Provided entries >>

•••

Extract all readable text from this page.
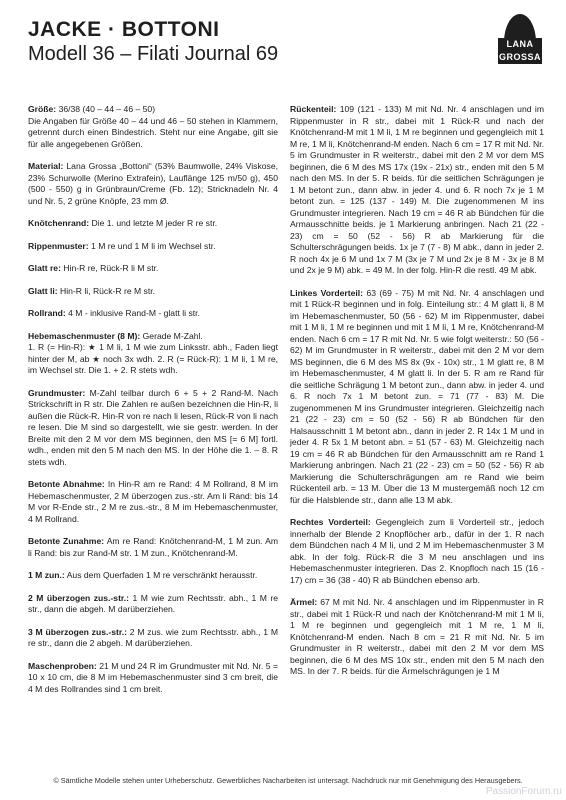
JACKE · BOTTONI
Modell 36 – Filati Journal 69	LANA
GROSSA
Größe: 36/38 (40 – 44 – 46 – 50)
Die Angaben für Größe 40 – 44 und 46 – 50 stehen in Klammern, getrennt durch einen Bindestrich. Steht nur eine Angabe, gilt sie für alle angegebenen Größen.
Material: Lana Grossa „Bottoni“ (53% Baumwolle, 24% Viskose, 23% Schurwolle (Merino Extrafein), Lauflänge 125 m/50 g), 450 (500 - 550) g in Grünbraun/Creme (Fb. 12); Stricknadeln Nr. 4 und Nr. 5, 2 grüne Knöpfe, 23 mm Ø.
Knötchenrand: Die 1. und letzte M jeder R re str.
Rippenmuster: 1 M re und 1 M li im Wechsel str.
Glatt re: Hin-R re, Rück-R li M str.
Glatt li: Hin-R li, Rück-R re M str.
Rollrand: 4 M - inklusive Rand-M - glatt li str.
Hebemaschenmuster (8 M): Gerade M-Zahl.
1. R (= Hin-R): ★ 1 M li, 1 M wie zum Linksstr. abh., Faden liegt hinter der M, ab ★ noch 3x wdh. 2. R (= Rück-R): 1 M li, 1 M re, im Wechsel str. Die 1. + 2. R stets wdh.
Grundmuster: M-Zahl teilbar durch 6 + 5 + 2 Rand-M. Nach Strickschrift in R str. Die Zahlen re außen bezeichnen die Hin-R, li außen die Rück-R. Hin-R von re nach li lesen, Rück-R von li nach re lesen. Die M sind so dargestellt, wie sie gestr. werden. In der Breite mit den 2 M vor dem MS beginnen, den MS [= 6 M] fortl. wdh., enden mit den 5 M nach den MS. In der Höhe die 1. – 8. R stets wdh.
Betonte Abnahme: In Hin-R am re Rand: 4 M Rollrand, 8 M im Hebemaschenmuster, 2 M überzogen zus.-str. Am li Rand: bis 14 M vor R-Ende str., 2 M re zus.-str., 8 M im Hebemaschenmuster, 4 M Rollrand.
Betonte Zunahme: Am re Rand: Knötchenrand-M, 1 M zun. Am li Rand: bis zur Rand-M str. 1 M zun., Knötchenrand-M.
1 M zun.: Aus dem Querfaden 1 M re verschränkt herausstr.
2 M überzogen zus.-str.: 1 M wie zum Rechtsstr. abh., 1 M re str., dann die abgeh. M darüberziehen.
3 M überzogen zus.-str.: 2 M zus. wie zum Rechtsstr. abh., 1 M re str., dann die 2 abgeh. M darüberziehen.
Maschenproben: 21 M und 24 R im Grundmuster mit Nd. Nr. 5 = 10 x 10 cm, die 8 M im Hebemaschenmuster sind 3 cm breit, die 4 M des Rollrandes sind 1 cm breit.
Rückenteil: 109 (121 - 133) M mit Nd. Nr. 4 anschlagen und im Rippenmuster in R str., dabei mit 1 Rück-R und nach der Knötchenrand-M mit 1 M li, 1 M re beginnen und gegengleich mit 1 M re, 1 M li, Knötchenrand-M enden. Nach 6 cm = 17 R mit Nd. Nr. 5 im Grundmuster in R weiterstr., dabei mit den 2 M vor dem MS beginnen, die 6 M des MS 17x (19x - 21x) str., enden mit den 5 M nach den MS. In der 5. R beids. für die seitlichen Schrägungen je 1 M betont zun., dann abw. in jeder 4. und 6. R noch 7x je 1 M betont zun. = 125 (137 - 149) M. Die zugenommenen M ins Grundmuster integrieren. Nach 19 cm = 46 R ab Bündchen für die Armausschnitte beids. je 1 Markierung anbringen. Nach 21 (22 - 23) cm = 50 (52 - 56) R ab Markierung für die Schulterschrägungen beids. 1x je 7 (7 - 8) M abk., dann in jeder 2. R noch 4x je 6 M und 1x 7 M (3x je 7 M und 2x je 8 M - 3x je 8 M und 2x je 9 M) abk. = 49 M. In der folg. Hin-R die restl. 49 M abk.
Linkes Vorderteil: 63 (69 - 75) M mit Nd. Nr. 4 anschlagen und mit 1 Rück-R beginnen und in folg. Einteilung str.: 4 M glatt li, 8 M im Hebemaschenmuster, 50 (56 - 62) M im Rippenmuster, dabei mit 1 M li, 1 M re beginnen und mit 1 M li, 1 M re, Knötchenrand-M enden. Nach 6 cm = 17 R mit Nd. Nr. 5 wie folgt weiterstr.: 50 (56 - 62) M im Grundmuster in R weiterstr., dabei mit den 2 M vor dem MS beginnen, die 6 M des MS 8x (9x - 10x) str., 1 M glatt re, 8 M im Hebemaschenmuster, 4 M glatt li. In der 5. R am re Rand für die seitliche Schrägung 1 M betont zun., dann abw. in jeder 4. und 6. R noch 7x 1 M betont zun. = 71 (77 - 83) M. Die zugenommenen M ins Grundmuster integrieren. Gleichzeitig nach 21 (22 - 23) cm = 50 (52 - 56) R ab Bündchen für den Halsausschnitt 1 M betont abn., dann in jeder 2. R 14x 1 M und in jeder 4. R 5x 1 M betont abn. = 51 (57 - 63) M. Gleichzeitig nach 19 cm = 46 R ab Bündchen für den Armausschnitt am re Rand 1 Markierung anbringen. Nach 21 (22 - 23) cm = 50 (52 - 56) R ab Markierung die Schulterschrägungen am re Rand wie beim Rückenteil arb. = 13 M. Über die 13 M mustergemäß noch 12 cm für die Halsblende str., dann alle 13 M abk.
Rechtes Vorderteil: Gegengleich zum li Vorderteil str., jedoch innerhalb der Blende 2 Knopflöcher arb., dafür in der 1. R nach dem Bündchen nach 4 M li, und 2 M im Hebemaschenmuster 3 M abk. In der folg. Rück-R die 3 M neu anschlagen und ins Hebemaschenmuster integrieren. Das 2. Knopfloch nach 15 (16 - 17) cm = 36 (38 - 40) R ab Bündchen ebenso arb.
Ärmel: 67 M mit Nd. Nr. 4 anschlagen und im Rippenmuster in R str., dabei mit 1 Rück-R und nach der Knötchenrand-M mit 1 M li, 1 M re beginnen und gegengleich mit 1 M re, 1 M li, Knötchenrand-M enden. Nach 8 cm = 21 R mit Nd. Nr. 5 im Grundmuster in R weiterstr., dabei mit den 2 M vor dem MS beginnen, die 6 M des MS 10x str., enden mit den 5 M nach den MS. In der 7. R beids. für die Ärmelschrägungen je 1 M
© Sämtliche Modelle stehen unter Urheberschutz. Gewerbliches Nacharbeiten ist untersagt. Nachdruck nur mit Genehmigung des Herausgebers.
PassionForum.ru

•••

Required work >> Only the lines with "Wechsel" are needed; find them in the records and copy each one.

Task output >>
Rippenmuster: 1 M re und 1 M li im Wechsel str.
1. R (= Hin-R): ★ 1 M li, 1 M wie zum Linksstr. abh., Faden liegt hinter der M, ab ★ noch 3x wdh. 2. R (= Rück-R): 1 M li, 1 M re, im Wechsel str. Die 1. + 2. R stets wdh.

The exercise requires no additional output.